• [PROBLEM]: Extract the lines of the material exactly as they appear, starting at the line that contains "article-text-line: Коллектив собирается" and ending at the line that contains "article-headline: УСПЕХ ГОРЬКОВЧАН", with both of those lines included.

• [INPUT MATERIAL]:

____________

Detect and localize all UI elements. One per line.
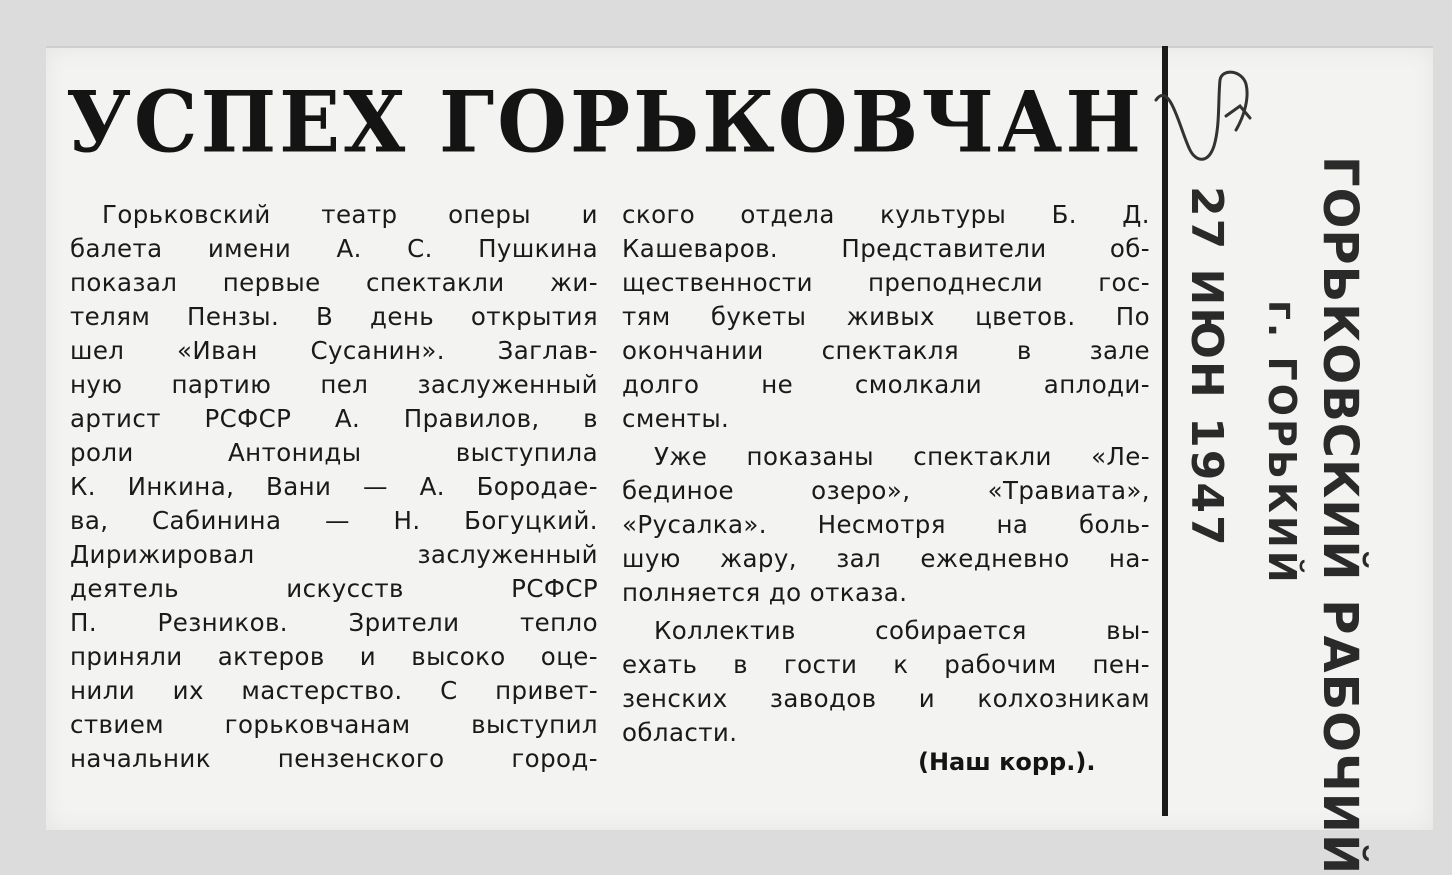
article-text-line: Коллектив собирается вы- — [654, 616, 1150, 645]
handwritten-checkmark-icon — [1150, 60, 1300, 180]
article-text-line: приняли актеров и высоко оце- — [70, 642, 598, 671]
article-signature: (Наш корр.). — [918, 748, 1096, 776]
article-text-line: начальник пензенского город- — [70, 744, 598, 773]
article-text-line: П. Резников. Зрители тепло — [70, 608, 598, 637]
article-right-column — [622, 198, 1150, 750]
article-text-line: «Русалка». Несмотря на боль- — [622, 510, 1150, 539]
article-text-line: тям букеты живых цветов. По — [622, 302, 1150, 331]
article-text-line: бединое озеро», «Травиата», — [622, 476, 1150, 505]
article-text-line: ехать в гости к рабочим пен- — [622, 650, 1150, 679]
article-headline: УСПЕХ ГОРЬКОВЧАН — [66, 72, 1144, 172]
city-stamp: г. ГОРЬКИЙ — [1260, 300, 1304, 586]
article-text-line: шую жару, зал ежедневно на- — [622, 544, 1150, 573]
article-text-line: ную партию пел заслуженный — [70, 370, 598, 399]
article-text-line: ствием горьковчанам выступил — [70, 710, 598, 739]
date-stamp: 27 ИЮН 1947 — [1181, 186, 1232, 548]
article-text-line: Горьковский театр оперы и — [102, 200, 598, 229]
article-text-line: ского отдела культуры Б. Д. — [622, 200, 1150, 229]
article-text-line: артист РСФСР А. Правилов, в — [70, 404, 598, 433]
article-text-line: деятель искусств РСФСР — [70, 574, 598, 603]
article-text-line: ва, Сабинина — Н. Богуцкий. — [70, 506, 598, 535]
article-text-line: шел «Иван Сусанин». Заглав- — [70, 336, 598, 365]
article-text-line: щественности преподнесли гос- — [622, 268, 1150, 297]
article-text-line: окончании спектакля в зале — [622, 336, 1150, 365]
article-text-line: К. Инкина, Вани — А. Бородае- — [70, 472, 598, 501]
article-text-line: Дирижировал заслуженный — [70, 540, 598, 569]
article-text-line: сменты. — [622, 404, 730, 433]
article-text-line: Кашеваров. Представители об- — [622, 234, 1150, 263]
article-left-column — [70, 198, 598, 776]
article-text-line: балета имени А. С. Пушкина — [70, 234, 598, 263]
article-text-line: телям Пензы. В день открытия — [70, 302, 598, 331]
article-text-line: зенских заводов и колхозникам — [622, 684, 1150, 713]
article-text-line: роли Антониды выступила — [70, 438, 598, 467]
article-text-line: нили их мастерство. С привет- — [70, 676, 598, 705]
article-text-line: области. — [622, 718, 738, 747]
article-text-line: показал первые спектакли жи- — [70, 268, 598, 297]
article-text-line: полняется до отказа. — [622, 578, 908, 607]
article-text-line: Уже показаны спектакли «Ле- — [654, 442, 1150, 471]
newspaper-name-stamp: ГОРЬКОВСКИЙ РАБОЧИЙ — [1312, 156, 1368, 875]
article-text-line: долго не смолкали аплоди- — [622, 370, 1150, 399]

____________

• [ANSWER TO THE PROBLEM]:
article-text-line: Коллектив собирается вы- — [654, 616, 1150, 645]
handwritten-checkmark-icon — [1150, 60, 1300, 180]
article-text-line: приняли актеров и высоко оце- — [70, 642, 598, 671]
article-signature: (Наш корр.). — [918, 748, 1096, 776]
article-text-line: начальник пензенского город- — [70, 744, 598, 773]
article-text-line: П. Резников. Зрители тепло — [70, 608, 598, 637]
article-right-column — [622, 198, 1150, 750]
article-text-line: «Русалка». Несмотря на боль- — [622, 510, 1150, 539]
article-text-line: тям букеты живых цветов. По — [622, 302, 1150, 331]
article-text-line: бединое озеро», «Травиата», — [622, 476, 1150, 505]
article-text-line: ехать в гости к рабочим пен- — [622, 650, 1150, 679]
article-headline: УСПЕХ ГОРЬКОВЧАН — [66, 72, 1144, 172]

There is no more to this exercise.